• **TASK PROMPT**
Repeat each of these records exactly.

• **GIVEN RECORDS**
----

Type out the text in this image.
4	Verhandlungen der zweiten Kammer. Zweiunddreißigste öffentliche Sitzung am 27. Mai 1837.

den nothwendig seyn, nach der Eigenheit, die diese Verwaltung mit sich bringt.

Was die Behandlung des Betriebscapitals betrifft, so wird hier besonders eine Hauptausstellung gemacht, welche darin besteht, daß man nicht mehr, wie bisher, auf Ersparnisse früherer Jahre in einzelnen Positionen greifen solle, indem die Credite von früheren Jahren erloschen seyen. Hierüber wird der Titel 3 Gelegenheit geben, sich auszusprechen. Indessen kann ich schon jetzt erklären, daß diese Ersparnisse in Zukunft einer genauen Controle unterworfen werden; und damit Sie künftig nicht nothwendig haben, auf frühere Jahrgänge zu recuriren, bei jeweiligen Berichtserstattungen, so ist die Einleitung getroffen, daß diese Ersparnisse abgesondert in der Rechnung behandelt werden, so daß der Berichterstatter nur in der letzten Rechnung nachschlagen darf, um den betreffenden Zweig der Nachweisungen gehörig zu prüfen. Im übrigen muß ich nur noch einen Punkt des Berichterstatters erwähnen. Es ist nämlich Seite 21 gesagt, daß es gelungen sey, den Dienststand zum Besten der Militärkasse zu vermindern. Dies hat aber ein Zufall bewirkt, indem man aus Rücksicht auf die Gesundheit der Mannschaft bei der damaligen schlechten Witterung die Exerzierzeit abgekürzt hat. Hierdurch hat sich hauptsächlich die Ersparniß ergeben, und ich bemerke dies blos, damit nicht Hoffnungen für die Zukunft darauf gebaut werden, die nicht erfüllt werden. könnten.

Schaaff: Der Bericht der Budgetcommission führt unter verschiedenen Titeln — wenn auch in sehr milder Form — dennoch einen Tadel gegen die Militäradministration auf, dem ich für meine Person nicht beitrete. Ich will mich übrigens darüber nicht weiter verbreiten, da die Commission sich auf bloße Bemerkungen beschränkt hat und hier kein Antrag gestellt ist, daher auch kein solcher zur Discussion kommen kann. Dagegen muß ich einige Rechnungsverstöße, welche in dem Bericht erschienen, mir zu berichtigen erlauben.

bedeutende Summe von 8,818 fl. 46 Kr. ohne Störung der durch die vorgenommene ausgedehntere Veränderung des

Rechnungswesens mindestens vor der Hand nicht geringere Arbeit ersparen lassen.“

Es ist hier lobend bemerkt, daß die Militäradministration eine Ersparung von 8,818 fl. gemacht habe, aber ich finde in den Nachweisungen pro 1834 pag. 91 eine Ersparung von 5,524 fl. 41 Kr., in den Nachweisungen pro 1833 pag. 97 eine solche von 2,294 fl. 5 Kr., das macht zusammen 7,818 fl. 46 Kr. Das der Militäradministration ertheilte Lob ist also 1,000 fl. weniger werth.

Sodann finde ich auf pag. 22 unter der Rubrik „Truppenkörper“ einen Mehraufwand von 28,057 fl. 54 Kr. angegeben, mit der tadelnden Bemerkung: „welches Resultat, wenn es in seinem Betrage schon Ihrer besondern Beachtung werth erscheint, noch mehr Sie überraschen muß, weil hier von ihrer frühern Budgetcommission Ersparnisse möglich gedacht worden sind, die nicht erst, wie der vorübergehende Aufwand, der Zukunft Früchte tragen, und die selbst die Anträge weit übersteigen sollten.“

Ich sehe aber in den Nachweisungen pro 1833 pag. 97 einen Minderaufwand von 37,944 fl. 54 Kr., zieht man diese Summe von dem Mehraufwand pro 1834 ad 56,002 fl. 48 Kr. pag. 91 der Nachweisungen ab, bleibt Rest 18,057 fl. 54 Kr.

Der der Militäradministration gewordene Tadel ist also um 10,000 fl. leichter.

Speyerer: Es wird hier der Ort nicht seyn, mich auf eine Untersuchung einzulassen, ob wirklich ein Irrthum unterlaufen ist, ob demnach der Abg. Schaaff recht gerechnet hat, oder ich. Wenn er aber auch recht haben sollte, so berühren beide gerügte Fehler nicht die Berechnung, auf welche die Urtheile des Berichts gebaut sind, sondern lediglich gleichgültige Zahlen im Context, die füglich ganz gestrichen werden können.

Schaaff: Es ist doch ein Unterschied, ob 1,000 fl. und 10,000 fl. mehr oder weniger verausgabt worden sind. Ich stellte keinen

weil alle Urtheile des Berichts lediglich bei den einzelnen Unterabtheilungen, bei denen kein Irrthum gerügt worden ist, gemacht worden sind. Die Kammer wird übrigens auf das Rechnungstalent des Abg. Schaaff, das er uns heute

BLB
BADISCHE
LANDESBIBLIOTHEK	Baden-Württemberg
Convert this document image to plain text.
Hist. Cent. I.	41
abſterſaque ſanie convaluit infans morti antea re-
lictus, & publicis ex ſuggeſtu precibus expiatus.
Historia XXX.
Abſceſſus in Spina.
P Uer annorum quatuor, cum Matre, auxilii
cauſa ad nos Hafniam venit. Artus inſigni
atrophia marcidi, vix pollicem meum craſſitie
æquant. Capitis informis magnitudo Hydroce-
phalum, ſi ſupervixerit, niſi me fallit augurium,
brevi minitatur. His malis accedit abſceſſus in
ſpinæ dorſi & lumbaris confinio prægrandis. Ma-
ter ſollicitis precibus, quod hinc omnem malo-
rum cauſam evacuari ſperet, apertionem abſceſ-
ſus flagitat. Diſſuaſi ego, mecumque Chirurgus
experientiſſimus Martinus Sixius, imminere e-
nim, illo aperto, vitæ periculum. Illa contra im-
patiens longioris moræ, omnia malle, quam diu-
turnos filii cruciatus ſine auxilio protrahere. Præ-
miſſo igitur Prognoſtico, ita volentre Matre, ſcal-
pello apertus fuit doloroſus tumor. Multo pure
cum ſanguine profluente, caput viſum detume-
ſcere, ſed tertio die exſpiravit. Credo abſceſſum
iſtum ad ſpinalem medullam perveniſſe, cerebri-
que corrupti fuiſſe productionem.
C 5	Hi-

----

• **OUTPUT OF THE EXERCISE**
Type out the text in this image.
4	Verhandlungen der zweiten Kammer. Zweiunddreißigste öffentliche Sitzung am 27. Mai 1837.

den nothwendig seyn, nach der Eigenheit, die diese Verwaltung mit sich bringt.

Was die Behandlung des Betriebscapitals betrifft, so wird hier besonders eine Hauptausstellung gemacht, welche darin besteht, daß man nicht mehr, wie bisher, auf Ersparnisse früherer Jahre in einzelnen Positionen greifen solle, indem die Credite von früheren Jahren erloschen seyen. Hierüber wird der Titel 3 Gelegenheit geben, sich auszusprechen. Indessen kann ich schon jetzt erklären, daß diese Ersparnisse in Zukunft einer genauen Controle unterworfen werden; und damit Sie künftig nicht nothwendig haben, auf frühere Jahrgänge zu recuriren, bei jeweiligen Berichtserstattungen, so ist die Einleitung getroffen, daß diese Ersparnisse abgesondert in der Rechnung behandelt werden, so daß der Berichterstatter nur in der letzten Rechnung nachschlagen darf, um den betreffenden Zweig der Nachweisungen gehörig zu prüfen. Im übrigen muß ich nur noch einen Punkt des Berichterstatters erwähnen. Es ist nämlich Seite 21 gesagt, daß es gelungen sey, den Dienststand zum Besten der Militärkasse zu vermindern. Dies hat aber ein Zufall bewirkt, indem man aus Rücksicht auf die Gesundheit der Mannschaft bei der damaligen schlechten Witterung die Exerzierzeit abgekürzt hat. Hierdurch hat sich hauptsächlich die Ersparniß ergeben, und ich bemerke dies blos, damit nicht Hoffnungen für die Zukunft darauf gebaut werden, die nicht erfüllt werden. könnten.

Schaaff: Der Bericht der Budgetcommission führt unter verschiedenen Titeln — wenn auch in sehr milder Form — dennoch einen Tadel gegen die Militäradministration auf, dem ich für meine Person nicht beitrete. Ich will mich übrigens darüber nicht weiter verbreiten, da die Commission sich auf bloße Bemerkungen beschränkt hat und hier kein Antrag gestellt ist, daher auch kein solcher zur Discussion kommen kann. Dagegen muß ich einige Rechnungsverstöße, welche in dem Bericht erschienen, mir zu berichtigen erlauben.

bedeutende Summe von 8,818 fl. 46 Kr. ohne Störung der durch die vorgenommene ausgedehntere Veränderung des

Rechnungswesens mindestens vor der Hand nicht geringere Arbeit ersparen lassen.“

Es ist hier lobend bemerkt, daß die Militäradministration eine Ersparung von 8,818 fl. gemacht habe, aber ich finde in den Nachweisungen pro 1834 pag. 91 eine Ersparung von 5,524 fl. 41 Kr., in den Nachweisungen pro 1833 pag. 97 eine solche von 2,294 fl. 5 Kr., das macht zusammen 7,818 fl. 46 Kr. Das der Militäradministration ertheilte Lob ist also 1,000 fl. weniger werth.

Sodann finde ich auf pag. 22 unter der Rubrik „Truppenkörper“ einen Mehraufwand von 28,057 fl. 54 Kr. angegeben, mit der tadelnden Bemerkung: „welches Resultat, wenn es in seinem Betrage schon Ihrer besondern Beachtung werth erscheint, noch mehr Sie überraschen muß, weil hier von ihrer frühern Budgetcommission Ersparnisse möglich gedacht worden sind, die nicht erst, wie der vorübergehende Aufwand, der Zukunft Früchte tragen, und die selbst die Anträge weit übersteigen sollten.“

Ich sehe aber in den Nachweisungen pro 1833 pag. 97 einen Minderaufwand von 37,944 fl. 54 Kr., zieht man diese Summe von dem Mehraufwand pro 1834 ad 56,002 fl. 48 Kr. pag. 91 der Nachweisungen ab, bleibt Rest 18,057 fl. 54 Kr.

Der der Militäradministration gewordene Tadel ist also um 10,000 fl. leichter.

Speyerer: Es wird hier der Ort nicht seyn, mich auf eine Untersuchung einzulassen, ob wirklich ein Irrthum unterlaufen ist, ob demnach der Abg. Schaaff recht gerechnet hat, oder ich. Wenn er aber auch recht haben sollte, so berühren beide gerügte Fehler nicht die Berechnung, auf welche die Urtheile des Berichts gebaut sind, sondern lediglich gleichgültige Zahlen im Context, die füglich ganz gestrichen werden können.

Schaaff: Es ist doch ein Unterschied, ob 1,000 fl. und 10,000 fl. mehr oder weniger verausgabt worden sind. Ich stellte keinen

weil alle Urtheile des Berichts lediglich bei den einzelnen Unterabtheilungen, bei denen kein Irrthum gerügt worden ist, gemacht worden sind. Die Kammer wird übrigens auf das Rechnungstalent des Abg. Schaaff, das er uns heute

BLB
BADISCHE
LANDESBIBLIOTHEK	Baden-Württemberg
Convert this document image to plain text.
Hist. Cent. I.	41
abſterſaque ſanie convaluit infans morti antea re-
lictus, & publicis ex ſuggeſtu precibus expiatus.
Historia XXX.
Abſceſſus in Spina.
P Uer annorum quatuor, cum Matre, auxilii
cauſa ad nos Hafniam venit. Artus inſigni
atrophia marcidi, vix pollicem meum craſſitie
æquant. Capitis informis magnitudo Hydroce-
phalum, ſi ſupervixerit, niſi me fallit augurium,
brevi minitatur. His malis accedit abſceſſus in
ſpinæ dorſi & lumbaris confinio prægrandis. Ma-
ter ſollicitis precibus, quod hinc omnem malo-
rum cauſam evacuari ſperet, apertionem abſceſ-
ſus flagitat. Diſſuaſi ego, mecumque Chirurgus
experientiſſimus Martinus Sixius, imminere e-
nim, illo aperto, vitæ periculum. Illa contra im-
patiens longioris moræ, omnia malle, quam diu-
turnos filii cruciatus ſine auxilio protrahere. Præ-
miſſo igitur Prognoſtico, ita volentre Matre, ſcal-
pello apertus fuit doloroſus tumor. Multo pure
cum ſanguine profluente, caput viſum detume-
ſcere, ſed tertio die exſpiravit. Credo abſceſſum
iſtum ad ſpinalem medullam perveniſſe, cerebri-
que corrupti fuiſſe productionem.
C 5	Hi-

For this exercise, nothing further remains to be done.